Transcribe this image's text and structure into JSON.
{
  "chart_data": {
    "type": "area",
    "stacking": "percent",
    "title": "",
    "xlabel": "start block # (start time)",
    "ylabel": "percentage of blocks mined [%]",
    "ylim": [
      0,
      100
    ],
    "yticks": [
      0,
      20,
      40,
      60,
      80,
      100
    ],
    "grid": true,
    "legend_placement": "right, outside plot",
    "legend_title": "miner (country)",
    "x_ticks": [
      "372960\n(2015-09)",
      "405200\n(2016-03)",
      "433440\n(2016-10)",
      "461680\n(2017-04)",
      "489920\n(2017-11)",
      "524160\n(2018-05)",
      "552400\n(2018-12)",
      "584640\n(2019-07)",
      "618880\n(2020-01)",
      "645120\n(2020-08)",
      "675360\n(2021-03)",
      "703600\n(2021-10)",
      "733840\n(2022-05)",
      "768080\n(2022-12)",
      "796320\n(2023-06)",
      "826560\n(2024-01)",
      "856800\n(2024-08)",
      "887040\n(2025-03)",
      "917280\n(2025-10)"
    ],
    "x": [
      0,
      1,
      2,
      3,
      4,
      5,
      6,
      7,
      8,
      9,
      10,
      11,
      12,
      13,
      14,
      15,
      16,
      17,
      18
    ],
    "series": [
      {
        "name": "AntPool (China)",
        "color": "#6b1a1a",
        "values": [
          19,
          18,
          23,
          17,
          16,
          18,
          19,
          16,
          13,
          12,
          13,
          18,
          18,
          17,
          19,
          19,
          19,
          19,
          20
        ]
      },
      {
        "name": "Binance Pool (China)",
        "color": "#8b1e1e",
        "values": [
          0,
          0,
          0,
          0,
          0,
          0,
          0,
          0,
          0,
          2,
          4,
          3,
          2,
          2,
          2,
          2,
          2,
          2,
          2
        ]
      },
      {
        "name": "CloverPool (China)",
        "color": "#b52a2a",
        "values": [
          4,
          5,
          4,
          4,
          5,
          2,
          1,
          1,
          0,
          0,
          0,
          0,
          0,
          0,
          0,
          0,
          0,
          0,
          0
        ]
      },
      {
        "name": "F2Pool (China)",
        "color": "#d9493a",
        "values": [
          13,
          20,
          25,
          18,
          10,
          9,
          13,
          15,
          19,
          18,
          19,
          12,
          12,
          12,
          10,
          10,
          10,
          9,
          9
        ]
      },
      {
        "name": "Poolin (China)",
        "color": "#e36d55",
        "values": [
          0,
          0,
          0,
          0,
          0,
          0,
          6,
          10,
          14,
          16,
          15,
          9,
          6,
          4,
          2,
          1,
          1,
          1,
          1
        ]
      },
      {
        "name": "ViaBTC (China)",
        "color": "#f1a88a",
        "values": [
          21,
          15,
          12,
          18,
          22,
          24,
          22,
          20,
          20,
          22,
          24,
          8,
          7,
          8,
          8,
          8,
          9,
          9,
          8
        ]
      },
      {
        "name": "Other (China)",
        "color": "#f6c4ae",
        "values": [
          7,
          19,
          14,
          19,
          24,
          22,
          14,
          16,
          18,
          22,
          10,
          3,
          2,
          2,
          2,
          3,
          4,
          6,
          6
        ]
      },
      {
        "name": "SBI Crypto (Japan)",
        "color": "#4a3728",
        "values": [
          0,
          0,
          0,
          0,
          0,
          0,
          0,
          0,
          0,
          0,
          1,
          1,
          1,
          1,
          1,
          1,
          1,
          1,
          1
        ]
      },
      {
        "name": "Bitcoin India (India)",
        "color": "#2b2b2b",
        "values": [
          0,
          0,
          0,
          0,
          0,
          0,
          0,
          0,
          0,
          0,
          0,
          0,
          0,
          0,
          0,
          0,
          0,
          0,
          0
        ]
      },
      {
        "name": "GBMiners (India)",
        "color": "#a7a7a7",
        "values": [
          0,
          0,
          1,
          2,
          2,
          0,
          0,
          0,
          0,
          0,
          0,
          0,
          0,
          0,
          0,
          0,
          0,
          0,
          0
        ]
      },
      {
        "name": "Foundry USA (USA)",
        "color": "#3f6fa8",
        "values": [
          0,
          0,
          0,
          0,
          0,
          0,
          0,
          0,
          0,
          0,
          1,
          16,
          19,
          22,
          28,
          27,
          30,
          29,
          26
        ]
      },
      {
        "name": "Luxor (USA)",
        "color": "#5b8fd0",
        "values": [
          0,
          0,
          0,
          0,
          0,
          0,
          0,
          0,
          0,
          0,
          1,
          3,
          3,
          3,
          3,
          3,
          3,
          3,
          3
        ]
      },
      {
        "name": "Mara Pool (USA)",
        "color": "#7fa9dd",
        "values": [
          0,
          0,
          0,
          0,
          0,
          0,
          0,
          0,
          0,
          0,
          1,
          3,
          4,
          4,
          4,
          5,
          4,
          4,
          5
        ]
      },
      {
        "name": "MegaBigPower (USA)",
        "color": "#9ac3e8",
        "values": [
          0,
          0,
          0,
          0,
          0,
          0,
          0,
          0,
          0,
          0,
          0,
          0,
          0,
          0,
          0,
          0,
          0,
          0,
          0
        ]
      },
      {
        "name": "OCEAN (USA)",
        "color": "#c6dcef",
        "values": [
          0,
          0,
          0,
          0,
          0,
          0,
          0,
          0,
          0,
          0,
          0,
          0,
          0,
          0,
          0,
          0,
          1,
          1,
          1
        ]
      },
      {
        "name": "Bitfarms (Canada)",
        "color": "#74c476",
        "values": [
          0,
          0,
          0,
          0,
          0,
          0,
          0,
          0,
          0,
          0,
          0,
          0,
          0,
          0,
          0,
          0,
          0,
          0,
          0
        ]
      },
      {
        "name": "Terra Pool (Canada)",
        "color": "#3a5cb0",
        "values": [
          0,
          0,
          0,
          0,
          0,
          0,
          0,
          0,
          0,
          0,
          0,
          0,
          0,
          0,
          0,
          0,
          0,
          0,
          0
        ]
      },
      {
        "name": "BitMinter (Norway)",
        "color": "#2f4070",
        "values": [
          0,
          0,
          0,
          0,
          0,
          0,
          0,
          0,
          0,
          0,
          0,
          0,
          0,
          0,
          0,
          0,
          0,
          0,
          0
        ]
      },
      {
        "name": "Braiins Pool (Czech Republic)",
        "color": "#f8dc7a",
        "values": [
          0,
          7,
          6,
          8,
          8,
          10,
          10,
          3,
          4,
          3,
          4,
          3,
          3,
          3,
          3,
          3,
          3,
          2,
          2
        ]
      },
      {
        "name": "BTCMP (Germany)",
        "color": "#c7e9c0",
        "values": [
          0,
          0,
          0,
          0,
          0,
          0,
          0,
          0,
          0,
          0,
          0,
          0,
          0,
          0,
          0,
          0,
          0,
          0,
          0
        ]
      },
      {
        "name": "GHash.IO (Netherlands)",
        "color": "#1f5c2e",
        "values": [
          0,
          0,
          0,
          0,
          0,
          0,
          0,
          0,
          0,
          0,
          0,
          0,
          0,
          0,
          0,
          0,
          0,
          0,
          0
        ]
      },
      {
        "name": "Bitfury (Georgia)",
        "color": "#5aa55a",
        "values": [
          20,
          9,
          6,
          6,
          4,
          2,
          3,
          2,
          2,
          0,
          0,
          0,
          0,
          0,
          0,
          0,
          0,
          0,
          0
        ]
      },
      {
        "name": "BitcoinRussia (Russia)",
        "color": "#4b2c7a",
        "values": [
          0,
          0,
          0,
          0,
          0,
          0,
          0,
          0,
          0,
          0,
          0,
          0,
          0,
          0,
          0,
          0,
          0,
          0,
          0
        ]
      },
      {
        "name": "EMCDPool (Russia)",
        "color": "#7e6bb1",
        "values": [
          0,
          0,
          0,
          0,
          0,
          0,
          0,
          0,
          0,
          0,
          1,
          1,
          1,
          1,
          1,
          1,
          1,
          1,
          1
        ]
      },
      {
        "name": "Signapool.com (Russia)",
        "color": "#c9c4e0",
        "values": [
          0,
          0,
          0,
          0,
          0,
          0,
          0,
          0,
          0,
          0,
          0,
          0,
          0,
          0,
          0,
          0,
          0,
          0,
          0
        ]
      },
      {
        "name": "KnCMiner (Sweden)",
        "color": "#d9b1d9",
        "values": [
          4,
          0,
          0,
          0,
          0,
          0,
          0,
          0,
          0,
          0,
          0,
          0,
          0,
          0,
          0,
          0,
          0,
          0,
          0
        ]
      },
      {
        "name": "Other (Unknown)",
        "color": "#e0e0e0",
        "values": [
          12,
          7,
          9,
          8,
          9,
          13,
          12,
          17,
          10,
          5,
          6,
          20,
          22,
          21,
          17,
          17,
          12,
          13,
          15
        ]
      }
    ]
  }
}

|---|

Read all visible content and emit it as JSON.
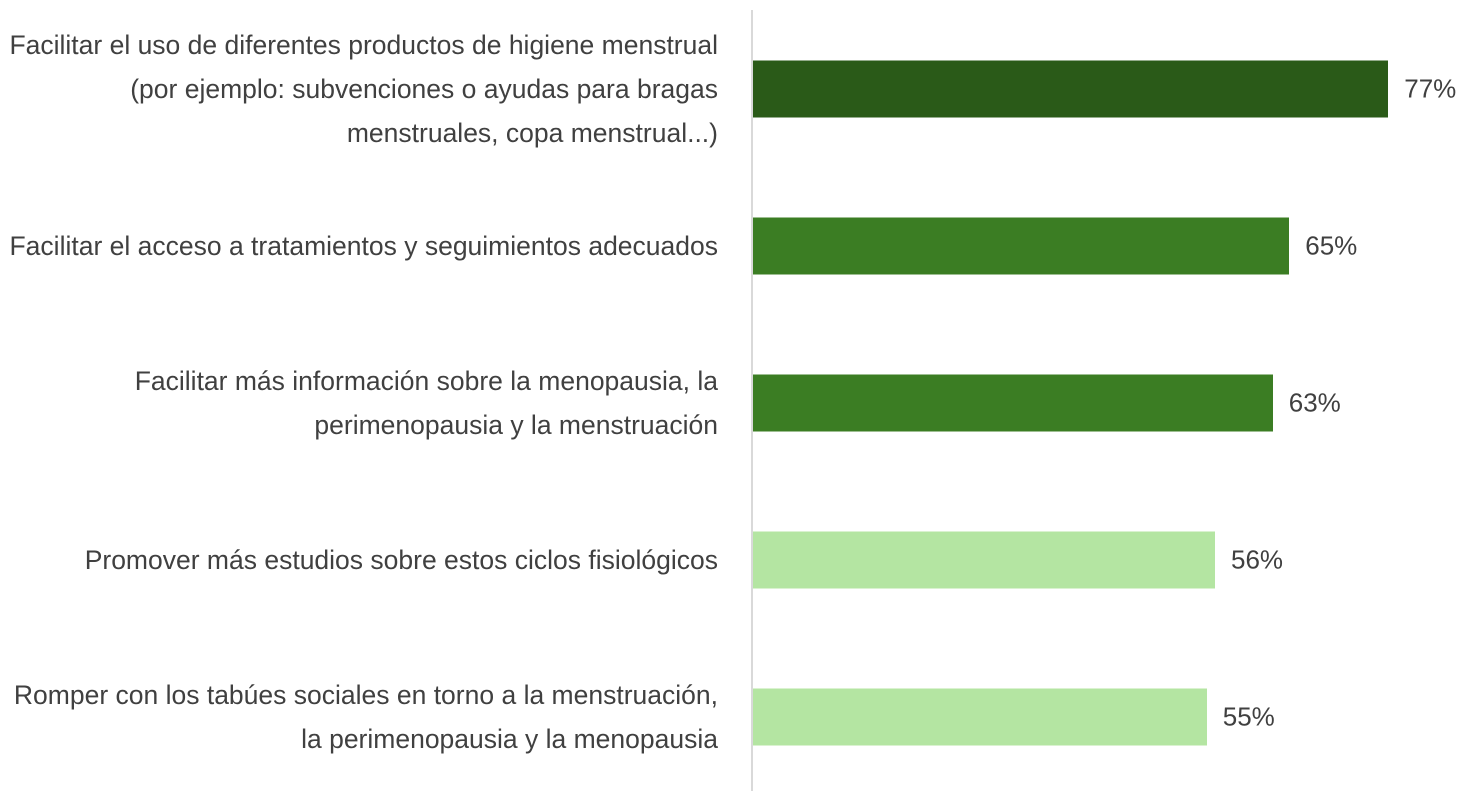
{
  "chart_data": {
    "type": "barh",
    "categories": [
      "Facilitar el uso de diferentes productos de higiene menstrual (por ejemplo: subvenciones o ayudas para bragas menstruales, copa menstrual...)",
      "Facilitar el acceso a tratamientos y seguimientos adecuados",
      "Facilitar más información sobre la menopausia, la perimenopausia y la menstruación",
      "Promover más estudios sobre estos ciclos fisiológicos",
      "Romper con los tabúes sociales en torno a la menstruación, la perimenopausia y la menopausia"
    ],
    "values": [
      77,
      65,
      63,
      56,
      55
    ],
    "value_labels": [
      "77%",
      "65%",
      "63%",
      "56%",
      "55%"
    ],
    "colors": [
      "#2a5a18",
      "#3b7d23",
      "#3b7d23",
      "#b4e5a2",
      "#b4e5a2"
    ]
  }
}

|---|

From the material, report only how many lines include the word "menstruación".

2